### Material for this exercise
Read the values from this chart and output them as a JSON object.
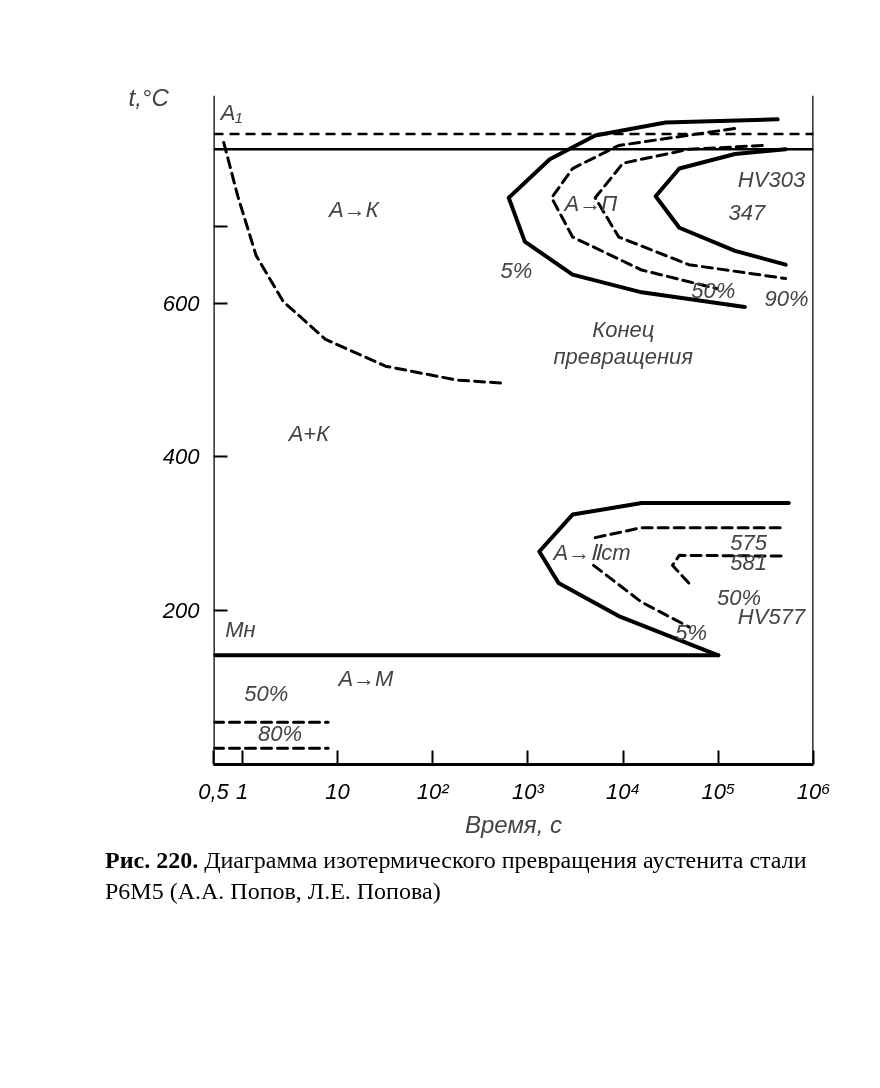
{
  "chart_data": {
    "type": "line",
    "xlabel": "Время, с",
    "ylabel": "t,°C",
    "log": "x",
    "grid": false,
    "xlim": [
      0.5,
      1000000
    ],
    "ylim": [
      0,
      870
    ],
    "xticks": [
      {
        "value": 0.5,
        "label": "0,5"
      },
      1,
      10,
      {
        "value": 100,
        "label": "10²"
      },
      {
        "value": 1000,
        "label": "10³"
      },
      {
        "value": 10000,
        "label": "10⁴"
      },
      {
        "value": 100000,
        "label": "10⁵"
      },
      {
        "value": 1000000,
        "label": "10⁶"
      }
    ],
    "yticks": [
      200,
      400,
      600,
      {
        "value": 700,
        "label": null
      }
    ],
    "series": [
      {
        "color": "#000000",
        "line_style": "dashed",
        "x": [
          0.64,
          0.9,
          1.4,
          2.7,
          7.5,
          32,
          178,
          540
        ],
        "values": [
          809,
          739,
          662,
          602,
          553,
          518,
          500,
          496
        ]
      },
      {
        "color": "#000000",
        "line_style": "solid",
        "x": [
          420000,
          28000,
          5100,
          1700,
          630,
          930,
          2950,
          15700,
          190000
        ],
        "values": [
          839,
          835,
          818,
          787,
          737,
          680,
          637,
          614,
          595
        ]
      },
      {
        "color": "#000000",
        "line_style": "dashed",
        "x": [
          148000,
          9000,
          2950,
          1780,
          2950,
          15700,
          96000
        ],
        "values": [
          827,
          805,
          775,
          737,
          686,
          643,
          619
        ]
      },
      {
        "color": "#000000",
        "line_style": "dashed",
        "x": [
          290000,
          49000,
          10000,
          5100,
          9000,
          49000,
          510000
        ],
        "values": [
          805,
          800,
          782,
          737,
          686,
          650,
          632
        ]
      },
      {
        "color": "#000000",
        "line_style": "solid",
        "x": [
          510000,
          150000,
          39000,
          22000,
          39000,
          150000,
          510000
        ],
        "values": [
          800,
          794,
          775,
          739,
          698,
          668,
          650
        ]
      },
      {
        "color": "#000000",
        "line_style": "solid",
        "x": [
          550000,
          15700,
          2950,
          1320,
          2100,
          9000,
          100000
        ],
        "values": [
          340,
          340,
          325,
          277,
          236,
          193,
          142
        ]
      },
      {
        "color": "#000000",
        "line_style": "dashed",
        "x": [
          4900,
          15700,
          49000
        ],
        "values": [
          259,
          211,
          179
        ]
      },
      {
        "color": "#000000",
        "line_style": "dashed",
        "x": [
          5100,
          15700,
          510000
        ],
        "values": [
          295,
          308,
          308
        ]
      },
      {
        "color": "#000000",
        "line_style": "dashed",
        "x": [
          49000,
          33000,
          39000,
          510000
        ],
        "values": [
          236,
          259,
          272,
          271
        ]
      },
      {
        "color": "#000000",
        "line_style": "solid",
        "x": [
          0.5,
          100000
        ],
        "values": [
          142,
          142
        ]
      },
      {
        "color": "#000000",
        "line_style": "dashed",
        "x": [
          0.5,
          8
        ],
        "values": [
          55,
          55
        ]
      },
      {
        "color": "#000000",
        "line_style": "dashed",
        "x": [
          0.5,
          8
        ],
        "values": [
          21,
          21
        ]
      }
    ],
    "ref_lines": [
      {
        "axis": "x",
        "value": 0.5,
        "line_style": "solid"
      },
      {
        "axis": "y",
        "value": 800,
        "line_style": "solid"
      },
      {
        "axis": "y",
        "value": 820,
        "line_style": "dashed"
      },
      {
        "axis": "x",
        "value": 1000000,
        "line_style": "solid"
      }
    ],
    "annotations": [
      "A₁",
      "А→К",
      "А→П",
      "5%",
      "50%",
      "90%",
      "HV303",
      "347",
      "Конец\nпревращения",
      "А+К",
      "А→Ⅱст",
      "575",
      "581",
      "50%",
      "5%",
      "HV577",
      "Мн",
      "А→М",
      "50%",
      "80%",
      "Рис. 220. Диаграмма изотермического превращения аустенита стали Р6М5 (А.А. Попов, Л.Е. Попова)"
    ]
  }
}
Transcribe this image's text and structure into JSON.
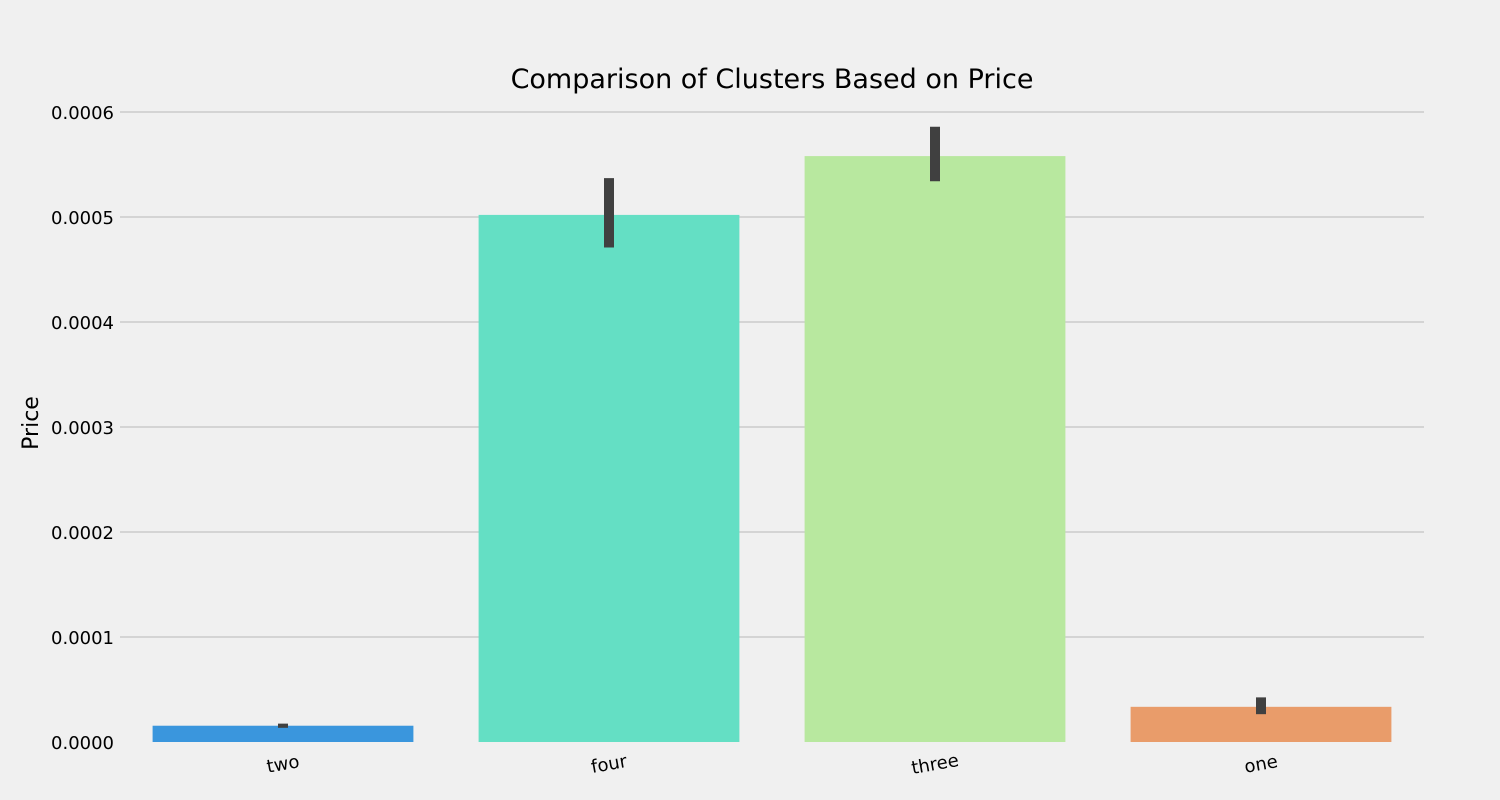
{
  "chart_data": {
    "type": "bar",
    "title": "Comparison of Clusters Based on Price",
    "xlabel": "",
    "ylabel": "Price",
    "categories": [
      "two",
      "four",
      "three",
      "one"
    ],
    "values": [
      1.55e-05,
      0.000502,
      0.000558,
      3.35e-05
    ],
    "error_bars": [
      [
        1.35e-05,
        1.75e-05
      ],
      [
        0.000471,
        0.000537
      ],
      [
        0.000534,
        0.000586
      ],
      [
        2.65e-05,
        4.25e-05
      ]
    ],
    "colors": [
      "#3a96dd",
      "#64dfc4",
      "#b8e89f",
      "#e99c6a"
    ],
    "error_bar_color": "#404040",
    "ylim": [
      0,
      0.0006
    ],
    "yticks": [
      0,
      0.0001,
      0.0002,
      0.0003,
      0.0004,
      0.0005,
      0.0006
    ],
    "ytick_labels": [
      "0.0000",
      "0.0001",
      "0.0002",
      "0.0003",
      "0.0004",
      "0.0005",
      "0.0006"
    ],
    "grid": "horizontal",
    "background": "#f0f0f0",
    "legend": "none"
  }
}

### What is expected
Transcribe each entry precisely as given, leaving the pictures out.

### Result of this task
Read the values from this chart and output them as a JSON object.
{
  "chart_data": {
    "type": "line",
    "xlabel": "Время, с",
    "ylabel": "t,°C",
    "log": "x",
    "grid": false,
    "xlim": [
      0.5,
      1000000
    ],
    "ylim": [
      0,
      870
    ],
    "xticks": [
      {
        "value": 0.5,
        "label": "0,5"
      },
      1,
      10,
      {
        "value": 100,
        "label": "10²"
      },
      {
        "value": 1000,
        "label": "10³"
      },
      {
        "value": 10000,
        "label": "10⁴"
      },
      {
        "value": 100000,
        "label": "10⁵"
      },
      {
        "value": 1000000,
        "label": "10⁶"
      }
    ],
    "yticks": [
      200,
      400,
      600,
      {
        "value": 700,
        "label": null
      }
    ],
    "series": [
      {
        "color": "#000000",
        "line_style": "dashed",
        "x": [
          0.64,
          0.9,
          1.4,
          2.7,
          7.5,
          32,
          178,
          540
        ],
        "values": [
          809,
          739,
          662,
          602,
          553,
          518,
          500,
          496
        ]
      },
      {
        "color": "#000000",
        "line_style": "solid",
        "x": [
          420000,
          28000,
          5100,
          1700,
          630,
          930,
          2950,
          15700,
          190000
        ],
        "values": [
          839,
          835,
          818,
          787,
          737,
          680,
          637,
          614,
          595
        ]
      },
      {
        "color": "#000000",
        "line_style": "dashed",
        "x": [
          148000,
          9000,
          2950,
          1780,
          2950,
          15700,
          96000
        ],
        "values": [
          827,
          805,
          775,
          737,
          686,
          643,
          619
        ]
      },
      {
        "color": "#000000",
        "line_style": "dashed",
        "x": [
          290000,
          49000,
          10000,
          5100,
          9000,
          49000,
          510000
        ],
        "values": [
          805,
          800,
          782,
          737,
          686,
          650,
          632
        ]
      },
      {
        "color": "#000000",
        "line_style": "solid",
        "x": [
          510000,
          150000,
          39000,
          22000,
          39000,
          150000,
          510000
        ],
        "values": [
          800,
          794,
          775,
          739,
          698,
          668,
          650
        ]
      },
      {
        "color": "#000000",
        "line_style": "solid",
        "x": [
          550000,
          15700,
          2950,
          1320,
          2100,
          9000,
          100000
        ],
        "values": [
          340,
          340,
          325,
          277,
          236,
          193,
          142
        ]
      },
      {
        "color": "#000000",
        "line_style": "dashed",
        "x": [
          4900,
          15700,
          49000
        ],
        "values": [
          259,
          211,
          179
        ]
      },
      {
        "color": "#000000",
        "line_style": "dashed",
        "x": [
          5100,
          15700,
          510000
        ],
        "values": [
          295,
          308,
          308
        ]
      },
      {
        "color": "#000000",
        "line_style": "dashed",
        "x": [
          49000,
          33000,
          39000,
          510000
        ],
        "values": [
          236,
          259,
          272,
          271
        ]
      },
      {
        "color": "#000000",
        "line_style": "solid",
        "x": [
          0.5,
          100000
        ],
        "values": [
          142,
          142
        ]
      },
      {
        "color": "#000000",
        "line_style": "dashed",
        "x": [
          0.5,
          8
        ],
        "values": [
          55,
          55
        ]
      },
      {
        "color": "#000000",
        "line_style": "dashed",
        "x": [
          0.5,
          8
        ],
        "values": [
          21,
          21
        ]
      }
    ],
    "ref_lines": [
      {
        "axis": "x",
        "value": 0.5,
        "line_style": "solid"
      },
      {
        "axis": "y",
        "value": 800,
        "line_style": "solid"
      },
      {
        "axis": "y",
        "value": 820,
        "line_style": "dashed"
      },
      {
        "axis": "x",
        "value": 1000000,
        "line_style": "solid"
      }
    ],
    "annotations": [
      "A₁",
      "А→К",
      "А→П",
      "5%",
      "50%",
      "90%",
      "HV303",
      "347",
      "Конец\nпревращения",
      "А+К",
      "А→Ⅱст",
      "575",
      "581",
      "50%",
      "5%",
      "HV577",
      "Мн",
      "А→М",
      "50%",
      "80%",
      "Рис. 220. Диаграмма изотермического превращения аустенита стали Р6М5 (А.А. Попов, Л.Е. Попова)"
    ]
  }
}
Transcribe this image's text and structure into JSON.
{
  "chart_data": {
    "type": "bar",
    "title": "Comparison of Clusters Based on Price",
    "xlabel": "",
    "ylabel": "Price",
    "categories": [
      "two",
      "four",
      "three",
      "one"
    ],
    "values": [
      1.55e-05,
      0.000502,
      0.000558,
      3.35e-05
    ],
    "error_bars": [
      [
        1.35e-05,
        1.75e-05
      ],
      [
        0.000471,
        0.000537
      ],
      [
        0.000534,
        0.000586
      ],
      [
        2.65e-05,
        4.25e-05
      ]
    ],
    "colors": [
      "#3a96dd",
      "#64dfc4",
      "#b8e89f",
      "#e99c6a"
    ],
    "error_bar_color": "#404040",
    "ylim": [
      0,
      0.0006
    ],
    "yticks": [
      0,
      0.0001,
      0.0002,
      0.0003,
      0.0004,
      0.0005,
      0.0006
    ],
    "ytick_labels": [
      "0.0000",
      "0.0001",
      "0.0002",
      "0.0003",
      "0.0004",
      "0.0005",
      "0.0006"
    ],
    "grid": "horizontal",
    "background": "#f0f0f0",
    "legend": "none"
  }
}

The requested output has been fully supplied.